-- BEGIN THE DATA --
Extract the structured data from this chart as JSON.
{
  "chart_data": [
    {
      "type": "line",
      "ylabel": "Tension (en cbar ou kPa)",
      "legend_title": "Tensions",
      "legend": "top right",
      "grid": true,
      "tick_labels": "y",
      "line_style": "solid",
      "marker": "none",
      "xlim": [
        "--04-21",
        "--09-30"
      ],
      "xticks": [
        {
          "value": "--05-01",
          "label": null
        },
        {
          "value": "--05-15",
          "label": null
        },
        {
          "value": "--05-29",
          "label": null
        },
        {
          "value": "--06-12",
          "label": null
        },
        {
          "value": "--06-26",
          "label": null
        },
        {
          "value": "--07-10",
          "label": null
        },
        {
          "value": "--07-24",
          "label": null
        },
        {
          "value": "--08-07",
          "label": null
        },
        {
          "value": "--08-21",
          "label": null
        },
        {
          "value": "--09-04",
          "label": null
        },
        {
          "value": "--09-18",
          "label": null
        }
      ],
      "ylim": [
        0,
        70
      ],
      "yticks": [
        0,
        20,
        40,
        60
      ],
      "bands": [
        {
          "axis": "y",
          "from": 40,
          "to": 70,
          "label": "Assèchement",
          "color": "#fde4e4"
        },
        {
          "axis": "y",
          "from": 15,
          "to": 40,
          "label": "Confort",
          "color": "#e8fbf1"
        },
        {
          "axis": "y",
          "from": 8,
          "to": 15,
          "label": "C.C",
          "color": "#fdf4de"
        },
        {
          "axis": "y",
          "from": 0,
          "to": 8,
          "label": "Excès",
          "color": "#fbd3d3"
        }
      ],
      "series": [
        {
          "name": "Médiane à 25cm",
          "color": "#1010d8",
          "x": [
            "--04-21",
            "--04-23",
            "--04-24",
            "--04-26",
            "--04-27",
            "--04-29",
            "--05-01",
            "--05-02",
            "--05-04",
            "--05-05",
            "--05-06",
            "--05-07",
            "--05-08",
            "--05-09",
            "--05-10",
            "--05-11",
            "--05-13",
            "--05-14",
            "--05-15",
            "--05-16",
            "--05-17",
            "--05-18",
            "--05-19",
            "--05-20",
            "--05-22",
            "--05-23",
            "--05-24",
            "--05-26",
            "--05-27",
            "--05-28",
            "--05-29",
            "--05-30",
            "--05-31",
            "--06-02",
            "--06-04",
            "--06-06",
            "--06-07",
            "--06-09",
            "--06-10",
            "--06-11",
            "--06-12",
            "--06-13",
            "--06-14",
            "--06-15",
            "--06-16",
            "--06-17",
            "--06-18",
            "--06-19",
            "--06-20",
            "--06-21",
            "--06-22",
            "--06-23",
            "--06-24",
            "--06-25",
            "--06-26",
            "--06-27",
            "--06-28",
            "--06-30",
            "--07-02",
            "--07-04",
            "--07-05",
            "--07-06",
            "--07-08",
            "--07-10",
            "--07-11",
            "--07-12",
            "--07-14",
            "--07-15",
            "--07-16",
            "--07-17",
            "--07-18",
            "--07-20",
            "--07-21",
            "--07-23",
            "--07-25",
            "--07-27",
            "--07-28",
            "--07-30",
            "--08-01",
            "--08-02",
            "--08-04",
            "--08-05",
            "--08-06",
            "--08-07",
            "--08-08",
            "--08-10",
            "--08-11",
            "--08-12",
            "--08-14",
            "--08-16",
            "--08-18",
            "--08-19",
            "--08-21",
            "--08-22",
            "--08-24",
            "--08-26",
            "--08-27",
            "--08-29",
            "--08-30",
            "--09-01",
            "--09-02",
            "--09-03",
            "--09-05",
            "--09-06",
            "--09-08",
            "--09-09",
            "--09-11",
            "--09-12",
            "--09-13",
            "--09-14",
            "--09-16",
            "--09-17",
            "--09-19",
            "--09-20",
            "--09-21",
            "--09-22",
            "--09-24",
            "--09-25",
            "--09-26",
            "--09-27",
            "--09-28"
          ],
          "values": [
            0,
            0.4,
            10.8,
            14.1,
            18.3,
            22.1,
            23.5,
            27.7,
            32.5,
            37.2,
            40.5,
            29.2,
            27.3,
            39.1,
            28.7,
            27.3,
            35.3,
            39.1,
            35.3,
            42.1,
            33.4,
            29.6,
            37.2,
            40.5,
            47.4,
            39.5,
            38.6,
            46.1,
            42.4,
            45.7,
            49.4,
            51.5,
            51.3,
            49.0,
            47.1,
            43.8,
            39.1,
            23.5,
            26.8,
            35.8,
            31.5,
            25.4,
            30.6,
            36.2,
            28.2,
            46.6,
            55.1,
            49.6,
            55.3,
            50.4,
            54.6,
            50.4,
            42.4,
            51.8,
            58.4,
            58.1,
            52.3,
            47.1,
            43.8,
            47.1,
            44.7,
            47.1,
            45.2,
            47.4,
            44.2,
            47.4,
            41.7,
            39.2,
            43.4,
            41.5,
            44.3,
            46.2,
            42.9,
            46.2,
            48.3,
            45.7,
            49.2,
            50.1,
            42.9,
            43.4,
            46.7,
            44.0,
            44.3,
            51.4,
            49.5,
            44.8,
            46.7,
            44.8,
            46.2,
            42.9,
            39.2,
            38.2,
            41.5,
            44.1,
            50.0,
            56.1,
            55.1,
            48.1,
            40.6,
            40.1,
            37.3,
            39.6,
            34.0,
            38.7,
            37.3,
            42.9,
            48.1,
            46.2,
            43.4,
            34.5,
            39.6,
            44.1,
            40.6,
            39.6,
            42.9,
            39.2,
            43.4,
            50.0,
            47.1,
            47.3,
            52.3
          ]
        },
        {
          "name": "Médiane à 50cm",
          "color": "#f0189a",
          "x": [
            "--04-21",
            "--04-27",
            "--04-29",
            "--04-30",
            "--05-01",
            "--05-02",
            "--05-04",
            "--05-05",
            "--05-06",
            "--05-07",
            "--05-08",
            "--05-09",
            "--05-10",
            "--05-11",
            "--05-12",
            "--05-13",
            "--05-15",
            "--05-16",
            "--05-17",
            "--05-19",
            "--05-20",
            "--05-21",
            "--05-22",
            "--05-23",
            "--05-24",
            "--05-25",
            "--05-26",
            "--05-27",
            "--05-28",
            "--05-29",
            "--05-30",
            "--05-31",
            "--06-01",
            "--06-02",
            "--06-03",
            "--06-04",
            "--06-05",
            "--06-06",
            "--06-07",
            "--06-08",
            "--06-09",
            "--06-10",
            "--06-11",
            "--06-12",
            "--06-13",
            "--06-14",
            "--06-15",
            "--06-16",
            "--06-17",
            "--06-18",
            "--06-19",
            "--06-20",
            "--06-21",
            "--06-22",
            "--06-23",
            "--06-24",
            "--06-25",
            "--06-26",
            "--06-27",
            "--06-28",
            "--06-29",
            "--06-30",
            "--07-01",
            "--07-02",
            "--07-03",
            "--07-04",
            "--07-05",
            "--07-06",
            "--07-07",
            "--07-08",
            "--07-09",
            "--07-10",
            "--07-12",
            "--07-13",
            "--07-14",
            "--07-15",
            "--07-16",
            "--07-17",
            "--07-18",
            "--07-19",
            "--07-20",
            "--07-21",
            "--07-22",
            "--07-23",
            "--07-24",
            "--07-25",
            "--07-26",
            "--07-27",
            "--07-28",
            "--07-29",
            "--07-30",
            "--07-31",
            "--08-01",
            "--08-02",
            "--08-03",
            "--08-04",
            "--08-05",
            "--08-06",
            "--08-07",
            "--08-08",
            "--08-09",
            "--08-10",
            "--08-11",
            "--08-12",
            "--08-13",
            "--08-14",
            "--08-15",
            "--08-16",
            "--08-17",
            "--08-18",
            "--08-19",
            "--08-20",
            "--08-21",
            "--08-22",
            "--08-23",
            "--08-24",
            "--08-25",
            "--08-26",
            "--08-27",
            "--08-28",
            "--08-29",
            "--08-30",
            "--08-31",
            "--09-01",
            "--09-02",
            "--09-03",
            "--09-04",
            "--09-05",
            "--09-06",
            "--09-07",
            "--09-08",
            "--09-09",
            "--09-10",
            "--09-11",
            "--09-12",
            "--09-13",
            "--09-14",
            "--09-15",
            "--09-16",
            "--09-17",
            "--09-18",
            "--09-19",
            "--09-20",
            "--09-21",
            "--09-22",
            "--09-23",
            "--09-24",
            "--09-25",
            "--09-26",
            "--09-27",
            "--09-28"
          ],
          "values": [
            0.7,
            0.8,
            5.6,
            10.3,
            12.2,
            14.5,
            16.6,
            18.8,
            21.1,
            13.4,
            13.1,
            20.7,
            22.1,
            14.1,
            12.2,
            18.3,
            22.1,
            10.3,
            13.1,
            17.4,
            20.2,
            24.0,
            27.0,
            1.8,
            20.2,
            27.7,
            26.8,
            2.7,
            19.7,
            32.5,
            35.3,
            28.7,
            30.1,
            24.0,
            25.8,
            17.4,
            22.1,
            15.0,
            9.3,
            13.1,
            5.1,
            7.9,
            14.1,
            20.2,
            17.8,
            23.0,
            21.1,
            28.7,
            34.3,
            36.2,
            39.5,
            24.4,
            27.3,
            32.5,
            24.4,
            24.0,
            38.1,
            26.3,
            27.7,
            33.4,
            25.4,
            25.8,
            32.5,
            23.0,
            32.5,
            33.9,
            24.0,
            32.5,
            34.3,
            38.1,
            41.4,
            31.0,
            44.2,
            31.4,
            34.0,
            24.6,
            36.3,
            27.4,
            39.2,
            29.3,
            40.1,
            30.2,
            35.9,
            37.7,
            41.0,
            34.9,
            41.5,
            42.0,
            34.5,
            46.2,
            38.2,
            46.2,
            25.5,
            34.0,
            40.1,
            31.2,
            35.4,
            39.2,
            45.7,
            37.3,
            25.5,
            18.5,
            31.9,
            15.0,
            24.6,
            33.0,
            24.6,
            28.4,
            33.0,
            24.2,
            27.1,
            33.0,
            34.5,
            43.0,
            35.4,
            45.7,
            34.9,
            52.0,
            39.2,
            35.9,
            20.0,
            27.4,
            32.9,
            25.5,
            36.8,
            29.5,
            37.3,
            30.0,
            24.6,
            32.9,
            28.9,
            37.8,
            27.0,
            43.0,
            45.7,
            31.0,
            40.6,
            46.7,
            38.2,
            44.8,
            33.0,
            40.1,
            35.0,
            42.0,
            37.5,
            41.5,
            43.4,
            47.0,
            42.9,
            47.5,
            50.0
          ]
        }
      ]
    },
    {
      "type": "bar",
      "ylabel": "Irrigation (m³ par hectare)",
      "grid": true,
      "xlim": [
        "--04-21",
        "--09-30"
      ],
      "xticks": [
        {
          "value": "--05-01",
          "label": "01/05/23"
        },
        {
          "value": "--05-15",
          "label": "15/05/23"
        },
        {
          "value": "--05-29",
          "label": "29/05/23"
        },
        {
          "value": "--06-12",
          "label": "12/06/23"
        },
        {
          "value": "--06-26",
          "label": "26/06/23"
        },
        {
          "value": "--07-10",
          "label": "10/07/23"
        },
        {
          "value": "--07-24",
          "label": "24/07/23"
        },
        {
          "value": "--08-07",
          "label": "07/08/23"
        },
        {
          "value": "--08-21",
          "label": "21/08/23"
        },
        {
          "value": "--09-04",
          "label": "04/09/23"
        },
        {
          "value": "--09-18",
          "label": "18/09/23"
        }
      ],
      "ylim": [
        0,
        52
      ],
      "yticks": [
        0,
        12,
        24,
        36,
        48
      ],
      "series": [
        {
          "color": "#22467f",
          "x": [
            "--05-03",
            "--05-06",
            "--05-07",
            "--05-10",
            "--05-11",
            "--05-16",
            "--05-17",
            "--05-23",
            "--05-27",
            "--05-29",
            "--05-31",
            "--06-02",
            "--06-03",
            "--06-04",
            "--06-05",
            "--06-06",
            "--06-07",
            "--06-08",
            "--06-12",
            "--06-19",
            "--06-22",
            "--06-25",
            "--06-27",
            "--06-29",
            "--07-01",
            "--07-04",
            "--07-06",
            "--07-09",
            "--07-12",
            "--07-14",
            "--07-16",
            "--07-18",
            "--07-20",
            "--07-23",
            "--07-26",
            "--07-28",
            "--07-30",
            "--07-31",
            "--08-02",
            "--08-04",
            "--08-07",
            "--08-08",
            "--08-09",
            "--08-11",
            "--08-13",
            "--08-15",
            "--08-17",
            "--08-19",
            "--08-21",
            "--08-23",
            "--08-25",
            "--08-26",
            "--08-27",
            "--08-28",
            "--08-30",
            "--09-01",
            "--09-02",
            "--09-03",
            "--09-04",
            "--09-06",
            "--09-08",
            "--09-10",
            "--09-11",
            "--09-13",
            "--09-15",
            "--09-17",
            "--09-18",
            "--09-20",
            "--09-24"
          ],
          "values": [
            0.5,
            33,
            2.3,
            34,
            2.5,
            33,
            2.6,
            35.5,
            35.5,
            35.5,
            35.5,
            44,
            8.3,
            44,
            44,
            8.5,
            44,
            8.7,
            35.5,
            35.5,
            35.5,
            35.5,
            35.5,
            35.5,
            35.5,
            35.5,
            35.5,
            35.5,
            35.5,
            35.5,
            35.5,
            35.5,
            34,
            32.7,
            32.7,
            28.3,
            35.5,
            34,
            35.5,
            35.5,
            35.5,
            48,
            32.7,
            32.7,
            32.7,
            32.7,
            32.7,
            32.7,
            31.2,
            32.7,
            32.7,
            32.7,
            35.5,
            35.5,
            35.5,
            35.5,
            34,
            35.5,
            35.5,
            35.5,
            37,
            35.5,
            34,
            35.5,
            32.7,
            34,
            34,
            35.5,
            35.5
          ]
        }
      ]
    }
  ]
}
-- END THE DATA --
# TASK REQUIREMENTS
Gather from the entries above all lines that include the string "color".

# RESULT OF THIS EXERCISE
          "color": "#fde4e4"
          "color": "#e8fbf1"
          "color": "#fdf4de"
          "color": "#fbd3d3"
          "color": "#1010d8",
          "color": "#f0189a",
          "color": "#22467f",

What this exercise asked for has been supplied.